┌────────

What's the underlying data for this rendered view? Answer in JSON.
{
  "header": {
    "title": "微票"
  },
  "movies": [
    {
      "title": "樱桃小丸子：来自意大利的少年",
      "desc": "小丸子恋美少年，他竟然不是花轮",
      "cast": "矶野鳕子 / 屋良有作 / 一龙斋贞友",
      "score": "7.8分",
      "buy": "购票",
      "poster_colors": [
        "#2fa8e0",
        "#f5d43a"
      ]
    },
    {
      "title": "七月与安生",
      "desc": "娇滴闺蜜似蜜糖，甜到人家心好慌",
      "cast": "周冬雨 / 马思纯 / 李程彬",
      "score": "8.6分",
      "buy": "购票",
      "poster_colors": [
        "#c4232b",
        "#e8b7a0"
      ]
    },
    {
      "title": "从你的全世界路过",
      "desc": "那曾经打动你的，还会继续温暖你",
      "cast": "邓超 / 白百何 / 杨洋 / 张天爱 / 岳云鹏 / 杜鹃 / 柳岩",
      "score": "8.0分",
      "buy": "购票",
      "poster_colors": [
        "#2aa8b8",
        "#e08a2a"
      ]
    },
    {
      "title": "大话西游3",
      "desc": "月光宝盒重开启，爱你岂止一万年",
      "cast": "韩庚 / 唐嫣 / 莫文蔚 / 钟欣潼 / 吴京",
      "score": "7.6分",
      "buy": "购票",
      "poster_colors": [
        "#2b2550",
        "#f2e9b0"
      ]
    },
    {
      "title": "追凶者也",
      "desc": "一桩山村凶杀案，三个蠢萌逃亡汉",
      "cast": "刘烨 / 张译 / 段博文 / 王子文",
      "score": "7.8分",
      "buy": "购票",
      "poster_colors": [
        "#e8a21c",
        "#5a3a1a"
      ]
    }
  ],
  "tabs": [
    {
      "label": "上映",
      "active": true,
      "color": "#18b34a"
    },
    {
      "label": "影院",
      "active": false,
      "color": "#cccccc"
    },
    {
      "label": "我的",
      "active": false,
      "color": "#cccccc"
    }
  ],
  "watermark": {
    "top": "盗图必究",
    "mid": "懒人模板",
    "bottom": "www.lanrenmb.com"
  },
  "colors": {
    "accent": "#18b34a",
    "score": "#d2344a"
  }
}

└────────

Task brief
Looking at the records above, count the lines where the word "cast" appears. State only the number.

In response
5